The required result is one figure, the count of lines below with the string "still" in them.

§ RECORD SET:
========

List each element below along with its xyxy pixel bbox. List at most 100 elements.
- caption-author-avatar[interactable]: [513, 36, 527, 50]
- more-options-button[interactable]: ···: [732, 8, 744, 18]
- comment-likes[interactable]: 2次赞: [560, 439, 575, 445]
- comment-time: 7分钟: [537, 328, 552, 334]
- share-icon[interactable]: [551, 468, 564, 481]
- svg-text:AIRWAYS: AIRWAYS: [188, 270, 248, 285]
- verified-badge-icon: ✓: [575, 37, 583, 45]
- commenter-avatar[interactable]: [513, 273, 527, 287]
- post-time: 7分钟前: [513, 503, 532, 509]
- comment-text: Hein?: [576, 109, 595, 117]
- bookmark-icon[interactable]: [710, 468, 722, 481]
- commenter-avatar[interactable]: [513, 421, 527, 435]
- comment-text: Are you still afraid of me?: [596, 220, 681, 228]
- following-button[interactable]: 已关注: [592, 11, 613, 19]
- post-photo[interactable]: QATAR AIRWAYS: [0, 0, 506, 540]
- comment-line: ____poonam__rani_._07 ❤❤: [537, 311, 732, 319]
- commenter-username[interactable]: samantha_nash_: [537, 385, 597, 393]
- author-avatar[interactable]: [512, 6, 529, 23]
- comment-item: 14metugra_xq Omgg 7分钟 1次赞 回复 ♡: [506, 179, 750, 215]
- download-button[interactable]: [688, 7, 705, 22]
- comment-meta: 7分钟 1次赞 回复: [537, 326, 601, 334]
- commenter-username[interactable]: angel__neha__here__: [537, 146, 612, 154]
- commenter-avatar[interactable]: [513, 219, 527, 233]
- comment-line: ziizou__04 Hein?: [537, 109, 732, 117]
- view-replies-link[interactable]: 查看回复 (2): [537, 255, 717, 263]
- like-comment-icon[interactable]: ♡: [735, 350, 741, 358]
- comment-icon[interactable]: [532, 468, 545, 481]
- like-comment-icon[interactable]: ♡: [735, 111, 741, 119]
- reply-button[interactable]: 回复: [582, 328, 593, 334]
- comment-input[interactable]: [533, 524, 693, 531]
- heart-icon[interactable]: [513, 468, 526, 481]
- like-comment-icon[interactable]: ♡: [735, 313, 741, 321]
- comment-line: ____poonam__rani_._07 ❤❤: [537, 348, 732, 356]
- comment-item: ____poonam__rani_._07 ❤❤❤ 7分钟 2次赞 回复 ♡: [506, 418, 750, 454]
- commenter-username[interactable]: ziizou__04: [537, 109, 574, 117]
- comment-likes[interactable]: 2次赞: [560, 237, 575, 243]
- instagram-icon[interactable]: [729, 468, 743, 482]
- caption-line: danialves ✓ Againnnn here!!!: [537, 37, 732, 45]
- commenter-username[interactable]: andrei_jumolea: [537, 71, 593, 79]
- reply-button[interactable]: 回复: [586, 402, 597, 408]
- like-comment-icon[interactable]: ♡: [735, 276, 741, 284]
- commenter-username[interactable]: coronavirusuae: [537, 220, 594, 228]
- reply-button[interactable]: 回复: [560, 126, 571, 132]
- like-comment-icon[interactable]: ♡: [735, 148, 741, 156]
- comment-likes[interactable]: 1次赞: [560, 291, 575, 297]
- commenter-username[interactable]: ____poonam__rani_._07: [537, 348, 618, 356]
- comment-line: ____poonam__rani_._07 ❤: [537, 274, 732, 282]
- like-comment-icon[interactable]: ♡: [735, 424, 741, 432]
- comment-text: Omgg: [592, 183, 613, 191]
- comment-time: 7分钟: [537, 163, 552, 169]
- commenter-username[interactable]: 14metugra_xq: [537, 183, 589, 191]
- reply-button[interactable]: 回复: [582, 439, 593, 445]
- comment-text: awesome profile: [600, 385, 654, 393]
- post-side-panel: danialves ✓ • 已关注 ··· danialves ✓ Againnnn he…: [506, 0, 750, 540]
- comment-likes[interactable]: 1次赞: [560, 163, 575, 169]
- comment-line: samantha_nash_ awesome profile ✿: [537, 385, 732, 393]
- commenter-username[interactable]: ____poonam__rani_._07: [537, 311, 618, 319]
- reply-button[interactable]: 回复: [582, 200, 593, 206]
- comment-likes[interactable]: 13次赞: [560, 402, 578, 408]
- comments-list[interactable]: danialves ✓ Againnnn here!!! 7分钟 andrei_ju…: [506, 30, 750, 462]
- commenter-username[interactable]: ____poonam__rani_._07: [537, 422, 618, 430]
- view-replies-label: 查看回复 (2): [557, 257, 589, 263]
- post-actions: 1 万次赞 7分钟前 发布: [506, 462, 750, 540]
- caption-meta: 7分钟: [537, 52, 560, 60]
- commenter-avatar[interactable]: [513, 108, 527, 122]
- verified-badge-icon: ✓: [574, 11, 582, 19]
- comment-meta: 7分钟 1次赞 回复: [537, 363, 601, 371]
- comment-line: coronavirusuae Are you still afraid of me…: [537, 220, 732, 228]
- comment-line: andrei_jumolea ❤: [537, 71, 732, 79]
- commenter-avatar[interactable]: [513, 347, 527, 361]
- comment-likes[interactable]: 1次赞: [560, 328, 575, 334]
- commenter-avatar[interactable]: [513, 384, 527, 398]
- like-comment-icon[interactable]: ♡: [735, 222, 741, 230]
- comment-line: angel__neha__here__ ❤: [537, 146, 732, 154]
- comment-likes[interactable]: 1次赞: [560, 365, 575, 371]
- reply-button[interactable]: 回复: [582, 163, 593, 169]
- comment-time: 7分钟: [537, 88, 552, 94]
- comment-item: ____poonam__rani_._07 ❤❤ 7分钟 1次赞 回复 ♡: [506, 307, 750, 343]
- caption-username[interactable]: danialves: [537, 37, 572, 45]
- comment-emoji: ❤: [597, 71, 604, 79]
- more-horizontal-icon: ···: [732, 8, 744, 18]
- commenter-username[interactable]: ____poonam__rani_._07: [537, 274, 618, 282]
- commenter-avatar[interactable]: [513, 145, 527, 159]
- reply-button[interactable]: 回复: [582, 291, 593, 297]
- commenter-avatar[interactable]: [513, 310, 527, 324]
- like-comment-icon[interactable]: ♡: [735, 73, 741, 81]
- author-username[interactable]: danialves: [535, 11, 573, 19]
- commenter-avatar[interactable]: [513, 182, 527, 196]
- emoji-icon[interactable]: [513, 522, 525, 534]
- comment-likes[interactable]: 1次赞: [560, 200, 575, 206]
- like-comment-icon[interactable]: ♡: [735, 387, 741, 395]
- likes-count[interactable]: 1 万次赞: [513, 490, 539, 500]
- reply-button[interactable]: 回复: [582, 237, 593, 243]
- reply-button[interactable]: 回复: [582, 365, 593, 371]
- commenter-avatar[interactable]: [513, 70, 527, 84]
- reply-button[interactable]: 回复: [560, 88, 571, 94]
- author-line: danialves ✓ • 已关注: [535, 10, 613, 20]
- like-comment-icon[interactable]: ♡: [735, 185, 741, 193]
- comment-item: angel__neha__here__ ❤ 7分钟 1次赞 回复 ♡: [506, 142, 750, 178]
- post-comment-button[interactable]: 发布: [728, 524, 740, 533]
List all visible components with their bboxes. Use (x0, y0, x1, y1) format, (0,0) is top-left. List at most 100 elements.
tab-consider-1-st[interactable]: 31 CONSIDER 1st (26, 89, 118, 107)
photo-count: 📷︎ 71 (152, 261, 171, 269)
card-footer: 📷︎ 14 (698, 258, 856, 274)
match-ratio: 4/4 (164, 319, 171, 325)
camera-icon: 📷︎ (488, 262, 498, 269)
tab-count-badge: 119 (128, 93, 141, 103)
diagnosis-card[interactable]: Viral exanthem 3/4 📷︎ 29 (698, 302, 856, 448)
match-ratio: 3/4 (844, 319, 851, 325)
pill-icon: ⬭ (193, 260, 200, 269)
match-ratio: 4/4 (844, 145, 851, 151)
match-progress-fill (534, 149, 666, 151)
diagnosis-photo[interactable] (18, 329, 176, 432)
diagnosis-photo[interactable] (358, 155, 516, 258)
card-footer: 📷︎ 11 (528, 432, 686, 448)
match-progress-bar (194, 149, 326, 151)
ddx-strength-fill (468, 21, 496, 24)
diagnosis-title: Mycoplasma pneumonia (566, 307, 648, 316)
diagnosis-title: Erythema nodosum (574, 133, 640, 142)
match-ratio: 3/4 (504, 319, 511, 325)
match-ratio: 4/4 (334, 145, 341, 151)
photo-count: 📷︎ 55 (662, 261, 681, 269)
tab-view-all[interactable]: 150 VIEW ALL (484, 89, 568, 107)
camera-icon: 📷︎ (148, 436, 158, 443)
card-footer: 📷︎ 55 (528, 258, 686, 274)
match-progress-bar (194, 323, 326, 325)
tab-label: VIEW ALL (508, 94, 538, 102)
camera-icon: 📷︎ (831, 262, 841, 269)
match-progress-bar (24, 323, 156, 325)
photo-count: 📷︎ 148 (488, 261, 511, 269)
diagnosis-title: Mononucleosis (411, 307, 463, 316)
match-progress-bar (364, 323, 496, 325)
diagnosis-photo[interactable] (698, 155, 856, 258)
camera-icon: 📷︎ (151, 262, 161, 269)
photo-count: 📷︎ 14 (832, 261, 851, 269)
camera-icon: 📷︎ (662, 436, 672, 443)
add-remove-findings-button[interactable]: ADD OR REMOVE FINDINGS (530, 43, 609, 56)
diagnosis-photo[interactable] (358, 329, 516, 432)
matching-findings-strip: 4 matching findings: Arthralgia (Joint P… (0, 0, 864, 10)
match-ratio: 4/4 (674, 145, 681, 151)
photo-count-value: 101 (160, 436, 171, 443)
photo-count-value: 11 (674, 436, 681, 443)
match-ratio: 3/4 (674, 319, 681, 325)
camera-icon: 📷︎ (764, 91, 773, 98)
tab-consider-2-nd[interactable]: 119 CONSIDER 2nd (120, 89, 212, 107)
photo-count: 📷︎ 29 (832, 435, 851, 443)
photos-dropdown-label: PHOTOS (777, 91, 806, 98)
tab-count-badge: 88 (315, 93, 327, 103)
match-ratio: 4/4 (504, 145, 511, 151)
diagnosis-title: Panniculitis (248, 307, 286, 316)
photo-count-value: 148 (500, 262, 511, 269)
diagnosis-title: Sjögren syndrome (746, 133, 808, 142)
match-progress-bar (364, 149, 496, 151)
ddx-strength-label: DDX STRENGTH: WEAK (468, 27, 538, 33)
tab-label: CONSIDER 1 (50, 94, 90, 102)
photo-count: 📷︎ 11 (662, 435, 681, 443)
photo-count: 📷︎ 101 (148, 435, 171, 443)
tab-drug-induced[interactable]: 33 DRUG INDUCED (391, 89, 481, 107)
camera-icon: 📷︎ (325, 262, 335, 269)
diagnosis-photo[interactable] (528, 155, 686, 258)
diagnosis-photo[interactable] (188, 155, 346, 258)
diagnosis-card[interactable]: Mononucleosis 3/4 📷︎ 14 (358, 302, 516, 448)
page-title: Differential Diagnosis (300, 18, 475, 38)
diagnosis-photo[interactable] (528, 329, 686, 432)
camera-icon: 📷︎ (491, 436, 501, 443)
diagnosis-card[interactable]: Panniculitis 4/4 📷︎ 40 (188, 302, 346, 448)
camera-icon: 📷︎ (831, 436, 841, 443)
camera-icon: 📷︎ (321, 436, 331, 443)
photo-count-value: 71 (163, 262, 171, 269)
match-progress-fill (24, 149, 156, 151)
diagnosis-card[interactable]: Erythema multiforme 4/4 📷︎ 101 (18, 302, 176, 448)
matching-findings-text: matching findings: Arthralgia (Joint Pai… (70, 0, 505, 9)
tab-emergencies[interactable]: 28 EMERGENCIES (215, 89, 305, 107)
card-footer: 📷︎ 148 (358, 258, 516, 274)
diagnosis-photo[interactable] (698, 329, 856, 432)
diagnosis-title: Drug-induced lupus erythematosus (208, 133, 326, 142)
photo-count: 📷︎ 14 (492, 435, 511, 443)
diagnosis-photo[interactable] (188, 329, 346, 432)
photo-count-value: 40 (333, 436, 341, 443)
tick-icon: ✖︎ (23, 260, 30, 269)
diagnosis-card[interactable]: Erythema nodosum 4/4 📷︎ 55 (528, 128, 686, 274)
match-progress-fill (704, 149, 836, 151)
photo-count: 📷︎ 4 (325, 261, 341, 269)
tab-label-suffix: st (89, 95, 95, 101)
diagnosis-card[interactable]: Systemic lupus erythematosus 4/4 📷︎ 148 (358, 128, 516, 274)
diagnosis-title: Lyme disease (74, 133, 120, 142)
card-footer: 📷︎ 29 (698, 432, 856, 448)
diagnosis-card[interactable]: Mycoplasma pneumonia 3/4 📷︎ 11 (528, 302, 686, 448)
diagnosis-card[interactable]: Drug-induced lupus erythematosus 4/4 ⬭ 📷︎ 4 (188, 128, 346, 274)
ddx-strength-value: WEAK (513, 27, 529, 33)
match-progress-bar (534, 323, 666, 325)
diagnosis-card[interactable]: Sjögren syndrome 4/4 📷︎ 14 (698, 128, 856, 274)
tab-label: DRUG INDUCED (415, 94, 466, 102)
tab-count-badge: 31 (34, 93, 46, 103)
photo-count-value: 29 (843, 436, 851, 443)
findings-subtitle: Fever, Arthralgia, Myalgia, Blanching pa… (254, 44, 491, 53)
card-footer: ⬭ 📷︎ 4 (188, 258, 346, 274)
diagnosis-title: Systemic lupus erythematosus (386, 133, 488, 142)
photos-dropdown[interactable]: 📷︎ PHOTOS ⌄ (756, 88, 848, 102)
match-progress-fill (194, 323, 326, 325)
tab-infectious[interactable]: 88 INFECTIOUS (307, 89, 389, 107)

========

§ ANSWER FOR THIS EXERCISE: 2